**TEXT EXCERPT**.

# Got the visa



## bikaz (Jan 5, 2013)

Hello Everyone 
we just got the passports back with our permanent Visa Hurray !!!!!
was a long wait took a whole year but after all we are so happy to have now our visa and now we are going on with all the other work to make our move 
and looking forward to move to our new Homeland New Zealand 
We cant wait and being happy to have all behind us .GREAT TO HAVE THE 
PERMANENT VISA !!!!!
KAZ AND WILL XXXX:lock1::thumb:


----------



## surejpjohn (Feb 22, 2014)

Congratulations for both of you... And best wishes for a happy settlement in NZ.


----------



## bikaz (Jan 5, 2013)

thank you very much we are looking forward to go ,my hubby has already a job to go to in Christchurch so that is where we going to live it is just fab to go after all this paperwork cant tell you how pleased we are thanks again Kaz and Will from Scotland


----------



## Rosieprimrose (May 9, 2014)

Congrats to you and your family, thats very exciting! treat moving countries as an adventure and you are well on your way to success in NZ. Chch is a beautiful part of our world, even if the manmade stuff is still being rebuilt and the roads are difficult. Friends tell me that since the earthquake their gardens are even better with the minerals being brought to the surface, true Kiwi grit, always looking for the positives I guess. 
The paperwork is a nightmare, just remember to get references from everyone and everything, makes renting easier and helps the banks establish your credit rating. We had a bank reference with us when we moved to OZ, people thought it funny in todays world, but the bank found it helpful and made it possible for our credit rating to be just transferred over.
Look forward to hearing all about your adventures down under, just remember tens of thousands have done it before you and helped build a wonderful nation.


----------



## bikaz (Jan 5, 2013)

Hello Rosieprimrose
thanks so much for the nice reply how long are you in New Zealand and where are you now ,we have everything to sort out now and look for a place to live around Christchurch my hubby have already a job to go to when we arrive but have to pack the boxes and order the container need to get my dog travel ready and flight tickets and ,and oh god that is still a lot work but very happy to do that and here in Scotland is it so difficult to find old work colleges from my hubby they are past on or moved away so that was very hard to get reverences for the papers but we managed end of the day ,we haven't children to look after they living all there own live so its my hubby my dog and me and of we go starting a new live thinking ones on our self the kids will come and visit that's fine with us so being so ,so, happy now it is real great loving it we can now get really exited wouw thanks again Kaz and Will


----------



## Mark D (Dec 9, 2012)

Listings of boxed layout items:

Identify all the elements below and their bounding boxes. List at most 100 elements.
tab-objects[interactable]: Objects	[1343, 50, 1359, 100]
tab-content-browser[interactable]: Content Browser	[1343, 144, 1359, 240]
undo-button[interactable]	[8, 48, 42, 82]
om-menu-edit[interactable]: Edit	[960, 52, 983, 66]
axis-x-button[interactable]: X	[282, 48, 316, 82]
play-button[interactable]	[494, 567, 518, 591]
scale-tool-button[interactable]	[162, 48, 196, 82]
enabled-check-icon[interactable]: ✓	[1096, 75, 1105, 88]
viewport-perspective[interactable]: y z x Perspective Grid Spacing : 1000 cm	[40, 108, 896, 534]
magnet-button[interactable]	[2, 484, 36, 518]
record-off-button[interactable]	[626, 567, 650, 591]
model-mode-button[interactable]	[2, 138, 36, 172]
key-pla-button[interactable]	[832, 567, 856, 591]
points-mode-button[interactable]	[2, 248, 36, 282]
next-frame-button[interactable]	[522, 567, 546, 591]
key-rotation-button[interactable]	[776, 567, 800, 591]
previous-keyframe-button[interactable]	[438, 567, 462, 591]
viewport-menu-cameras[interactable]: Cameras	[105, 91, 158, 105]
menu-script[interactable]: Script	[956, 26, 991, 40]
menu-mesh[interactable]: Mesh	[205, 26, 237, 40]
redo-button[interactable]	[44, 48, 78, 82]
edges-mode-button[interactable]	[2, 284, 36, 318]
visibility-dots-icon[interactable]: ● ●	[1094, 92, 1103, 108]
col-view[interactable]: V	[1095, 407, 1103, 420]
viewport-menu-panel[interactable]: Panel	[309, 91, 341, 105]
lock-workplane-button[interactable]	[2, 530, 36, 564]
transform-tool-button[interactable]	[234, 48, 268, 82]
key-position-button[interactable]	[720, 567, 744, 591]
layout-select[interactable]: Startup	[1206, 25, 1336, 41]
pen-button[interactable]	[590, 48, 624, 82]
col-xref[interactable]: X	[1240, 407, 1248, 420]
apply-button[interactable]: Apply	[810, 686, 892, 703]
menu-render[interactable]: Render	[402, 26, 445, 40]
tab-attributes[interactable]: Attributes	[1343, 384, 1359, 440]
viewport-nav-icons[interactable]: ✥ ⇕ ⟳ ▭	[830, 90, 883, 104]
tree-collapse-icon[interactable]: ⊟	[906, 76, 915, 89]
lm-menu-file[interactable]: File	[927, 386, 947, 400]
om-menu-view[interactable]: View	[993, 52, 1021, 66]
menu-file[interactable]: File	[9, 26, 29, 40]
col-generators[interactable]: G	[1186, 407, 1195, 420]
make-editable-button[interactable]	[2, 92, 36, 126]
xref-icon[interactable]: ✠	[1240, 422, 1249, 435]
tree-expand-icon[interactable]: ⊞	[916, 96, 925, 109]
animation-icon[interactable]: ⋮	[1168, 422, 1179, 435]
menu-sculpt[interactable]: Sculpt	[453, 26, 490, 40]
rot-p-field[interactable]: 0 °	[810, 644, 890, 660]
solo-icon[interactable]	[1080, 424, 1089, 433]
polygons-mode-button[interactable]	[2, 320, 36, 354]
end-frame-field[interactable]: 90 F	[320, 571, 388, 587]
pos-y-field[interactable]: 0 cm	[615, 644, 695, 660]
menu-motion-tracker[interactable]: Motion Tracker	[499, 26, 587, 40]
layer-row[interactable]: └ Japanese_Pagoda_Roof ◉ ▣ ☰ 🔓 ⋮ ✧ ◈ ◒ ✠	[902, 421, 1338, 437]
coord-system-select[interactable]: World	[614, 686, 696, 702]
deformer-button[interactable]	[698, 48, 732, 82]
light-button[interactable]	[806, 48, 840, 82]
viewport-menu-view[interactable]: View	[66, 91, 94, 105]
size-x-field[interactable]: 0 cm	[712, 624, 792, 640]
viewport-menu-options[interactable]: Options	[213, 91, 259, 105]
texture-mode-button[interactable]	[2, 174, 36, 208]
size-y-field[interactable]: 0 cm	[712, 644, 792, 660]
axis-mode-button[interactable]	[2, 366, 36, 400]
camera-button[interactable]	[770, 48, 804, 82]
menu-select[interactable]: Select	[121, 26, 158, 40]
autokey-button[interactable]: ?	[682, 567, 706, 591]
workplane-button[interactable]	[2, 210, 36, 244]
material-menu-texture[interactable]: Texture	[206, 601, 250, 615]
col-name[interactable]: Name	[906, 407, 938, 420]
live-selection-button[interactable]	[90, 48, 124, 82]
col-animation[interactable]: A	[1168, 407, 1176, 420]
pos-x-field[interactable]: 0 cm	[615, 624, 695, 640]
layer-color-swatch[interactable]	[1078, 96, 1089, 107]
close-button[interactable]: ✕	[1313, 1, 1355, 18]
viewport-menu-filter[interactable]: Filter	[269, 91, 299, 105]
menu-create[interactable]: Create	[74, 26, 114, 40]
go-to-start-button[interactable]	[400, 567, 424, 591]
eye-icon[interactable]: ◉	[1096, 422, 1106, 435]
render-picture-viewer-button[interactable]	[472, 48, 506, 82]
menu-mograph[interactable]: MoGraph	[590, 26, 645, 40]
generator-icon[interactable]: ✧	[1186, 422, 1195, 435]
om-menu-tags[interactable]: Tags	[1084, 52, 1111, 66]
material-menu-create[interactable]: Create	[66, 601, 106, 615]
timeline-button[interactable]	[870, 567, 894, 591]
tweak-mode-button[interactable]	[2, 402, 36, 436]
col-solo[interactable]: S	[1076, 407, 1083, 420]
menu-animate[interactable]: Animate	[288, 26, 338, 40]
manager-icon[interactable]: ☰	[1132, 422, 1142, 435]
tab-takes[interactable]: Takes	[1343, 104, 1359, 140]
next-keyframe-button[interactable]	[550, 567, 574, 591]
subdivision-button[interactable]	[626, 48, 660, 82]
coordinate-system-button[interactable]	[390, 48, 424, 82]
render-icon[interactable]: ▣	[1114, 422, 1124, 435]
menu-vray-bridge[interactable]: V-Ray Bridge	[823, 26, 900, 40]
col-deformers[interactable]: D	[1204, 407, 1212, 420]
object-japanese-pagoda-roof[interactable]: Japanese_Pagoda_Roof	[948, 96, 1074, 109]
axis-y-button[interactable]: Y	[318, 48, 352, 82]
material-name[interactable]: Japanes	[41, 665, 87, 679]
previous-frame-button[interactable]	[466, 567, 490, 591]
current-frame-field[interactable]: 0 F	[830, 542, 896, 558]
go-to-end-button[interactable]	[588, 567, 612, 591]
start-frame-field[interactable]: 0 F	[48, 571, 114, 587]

**COMPLETE THE FOLLOWING**.
1. Please copy the stretch of the visa thread from "Congrats to you" through "positives I guess.".
2. Answer these questions about the visa thread:
(a) How long did the wait for the permanent visa take?
(b) In which city does the husband of bikaz already have a job?
(c) What did Rosieprimrose's family have with them when they moved to OZ?

**SOLUTIONS TO THE PROBLEMS**.
1.
Congrats to you and your family, thats very exciting! treat moving countries as an adventure and you are well on your way to success in NZ. Chch is a beautiful part of our world, even if the manmade stuff is still being rebuilt and the roads are difficult. Friends tell me that since the earthquake their gardens are even better with the minerals being brought to the surface, true Kiwi grit, always looking for the positives I guess.

2.
(a) A whole year.
(b) Christchurch.
(c) A bank reference.